→ EXERCISE DETAILS: Without the pictures, copy the entries below word for word.

-=-=-=-=-

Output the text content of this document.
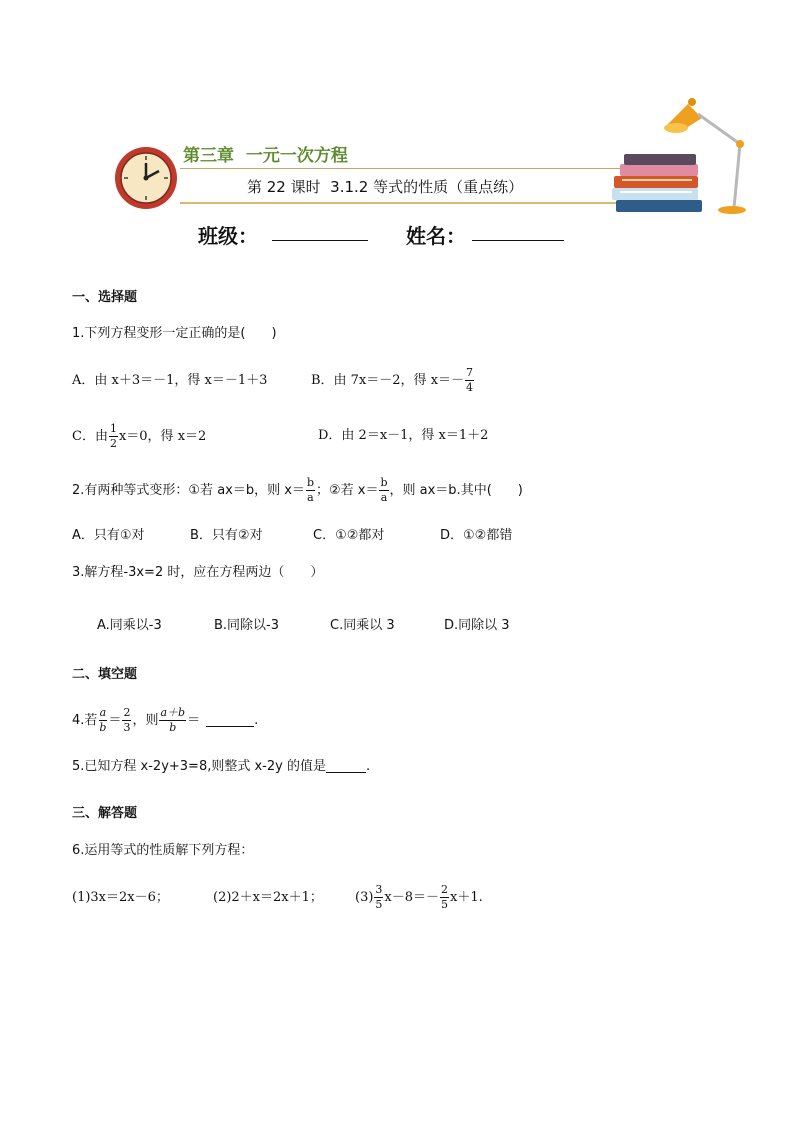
第三章  一元一次方程
第 22 课时  3.1.2 等式的性质（重点练）
班级：	姓名：
一、选择题
1.下列方程变形一定正确的是(　　)
A．由 x＋3＝－1，得 x＝－1＋3	B．由 7x＝－2，得 $x=- \frac{7}{4}$
C．由 $\frac{1}{2} x=0$，得 x＝2	D．由 2＝x－1，得 x＝1＋2
2.有两种等式变形：①若 ax＝b，则 $x= \frac{b}{a}$ ；②若 $x= \frac{b}{a}$ ，则 ax＝b.其中(　　)
A．只有①对	B．只有②对	C．①②都对	D．①②都错
3.解方程-3x=2 时，应在方程两边（　　）
A.同乘以-3	B.同除以-3	C.同乘以 3	D.同除以 3
二、填空题
4.若 $\frac{a}{b} = \frac{2}{3}$ ，则 $\frac{a+b}{b}$ ＝	.
5.已知方程 x-2y+3=8,则整式 x-2y 的值是	.
三、解答题
6.运用等式的性质解下列方程：
(1)3x＝2x－6；	(2)2＋x＝2x＋1； $(3) \frac{3}{5} x-8=- \frac{2}{5} x+1$.
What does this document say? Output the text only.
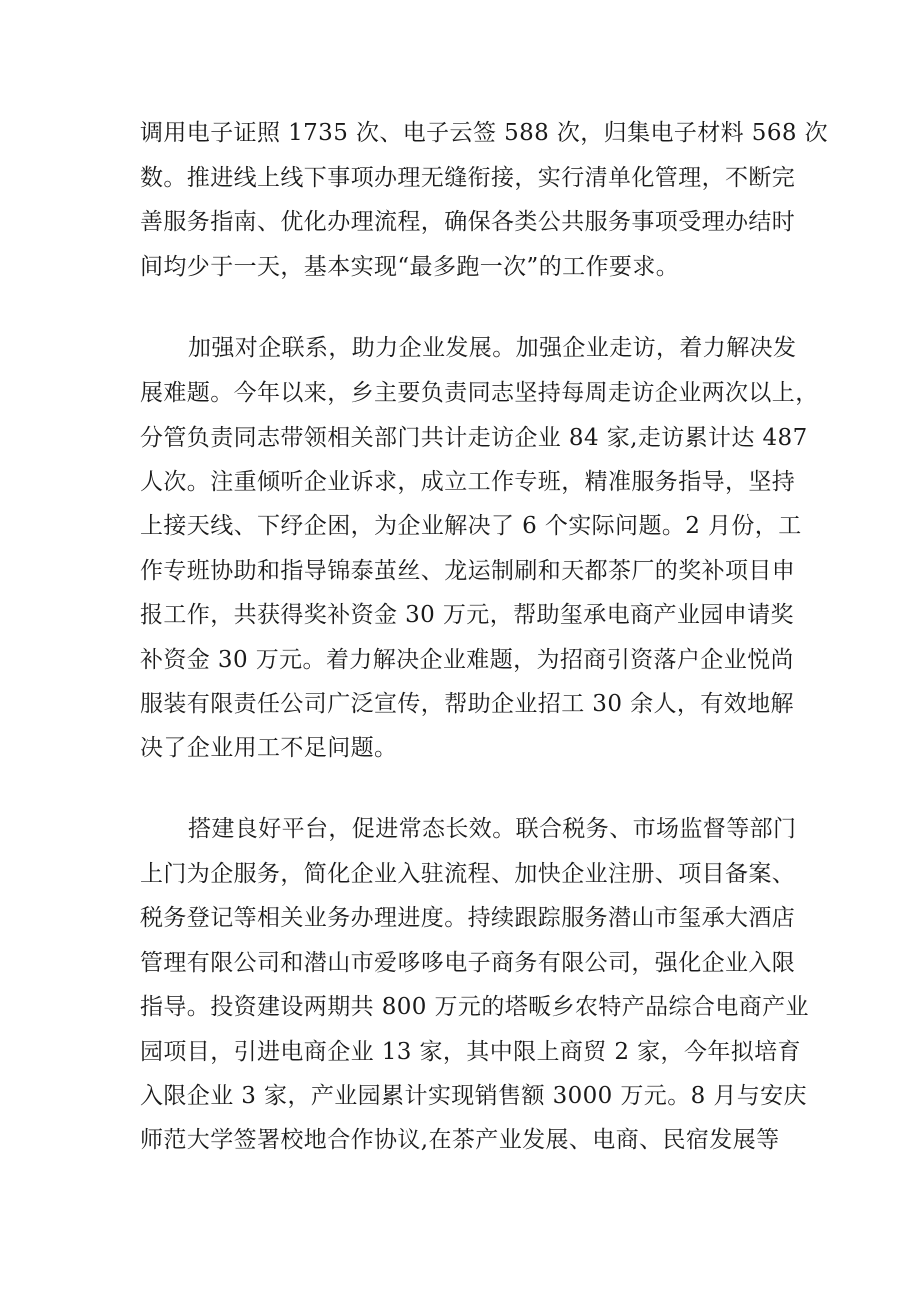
调用电子证照 1735 次、电子云签 588 次，归集电子材料 568 次

数。推进线上线下事项办理无缝衔接，实行清单化管理，不断完

善服务指南、优化办理流程，确保各类公共服务事项受理办结时

间均少于一天，基本实现“最多跑一次”的工作要求。

加强对企联系，助力企业发展。加强企业走访，着力解决发

展难题。今年以来，乡主要负责同志坚持每周走访企业两次以上，

分管负责同志带领相关部门共计走访企业 84 家,走访累计达 487

人次。注重倾听企业诉求，成立工作专班，精准服务指导，坚持

上接天线、下纾企困，为企业解决了 6 个实际问题。2 月份，工

作专班协助和指导锦泰茧丝、龙运制刷和天都茶厂的奖补项目申

报工作，共获得奖补资金 30 万元，帮助玺承电商产业园申请奖

补资金 30 万元。着力解决企业难题，为招商引资落户企业悦尚

服装有限责任公司广泛宣传，帮助企业招工 30 余人，有效地解

决了企业用工不足问题。

搭建良好平台，促进常态长效。联合税务、市场监督等部门

上门为企服务，简化企业入驻流程、加快企业注册、项目备案、

税务登记等相关业务办理进度。持续跟踪服务潜山市玺承大酒店

管理有限公司和潜山市爱哆哆电子商务有限公司，强化企业入限

指导。投资建设两期共 800 万元的塔畈乡农特产品综合电商产业

园项目，引进电商企业 13 家，其中限上商贸 2 家，今年拟培育

入限企业 3 家，产业园累计实现销售额 3000 万元。8 月与安庆

师范大学签署校地合作协议,在茶产业发展、电商、民宿发展等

-=-=-=-=-

→ THE ANSWER:
Output the text content of this document.
第三章  一元一次方程
第 22 课时  3.1.2 等式的性质（重点练）
班级：	姓名：
一、选择题
1.下列方程变形一定正确的是(　　)
A．由 x＋3＝－1，得 x＝－1＋3	B．由 7x＝－2，得 $x=- \frac{7}{4}$
C．由 $\frac{1}{2} x=0$，得 x＝2	D．由 2＝x－1，得 x＝1＋2
2.有两种等式变形：①若 ax＝b，则 $x= \frac{b}{a}$ ；②若 $x= \frac{b}{a}$ ，则 ax＝b.其中(　　)
A．只有①对	B．只有②对	C．①②都对	D．①②都错
3.解方程-3x=2 时，应在方程两边（　　）
A.同乘以-3	B.同除以-3	C.同乘以 3	D.同除以 3
二、填空题
4.若 $\frac{a}{b} = \frac{2}{3}$ ，则 $\frac{a+b}{b}$ ＝	.
5.已知方程 x-2y+3=8,则整式 x-2y 的值是	.
三、解答题
6.运用等式的性质解下列方程：
(1)3x＝2x－6；	(2)2＋x＝2x＋1； $(3) \frac{3}{5} x-8=- \frac{2}{5} x+1$.
What does this document say? Output the text only.
调用电子证照 1735 次、电子云签 588 次，归集电子材料 568 次

数。推进线上线下事项办理无缝衔接，实行清单化管理，不断完

善服务指南、优化办理流程，确保各类公共服务事项受理办结时

间均少于一天，基本实现“最多跑一次”的工作要求。

加强对企联系，助力企业发展。加强企业走访，着力解决发

展难题。今年以来，乡主要负责同志坚持每周走访企业两次以上，

分管负责同志带领相关部门共计走访企业 84 家,走访累计达 487

人次。注重倾听企业诉求，成立工作专班，精准服务指导，坚持

上接天线、下纾企困，为企业解决了 6 个实际问题。2 月份，工

作专班协助和指导锦泰茧丝、龙运制刷和天都茶厂的奖补项目申

报工作，共获得奖补资金 30 万元，帮助玺承电商产业园申请奖

补资金 30 万元。着力解决企业难题，为招商引资落户企业悦尚

服装有限责任公司广泛宣传，帮助企业招工 30 余人，有效地解

决了企业用工不足问题。

搭建良好平台，促进常态长效。联合税务、市场监督等部门

上门为企服务，简化企业入驻流程、加快企业注册、项目备案、

税务登记等相关业务办理进度。持续跟踪服务潜山市玺承大酒店

管理有限公司和潜山市爱哆哆电子商务有限公司，强化企业入限

指导。投资建设两期共 800 万元的塔畈乡农特产品综合电商产业

园项目，引进电商企业 13 家，其中限上商贸 2 家，今年拟培育

入限企业 3 家，产业园累计实现销售额 3000 万元。8 月与安庆

师范大学签署校地合作协议,在茶产业发展、电商、民宿发展等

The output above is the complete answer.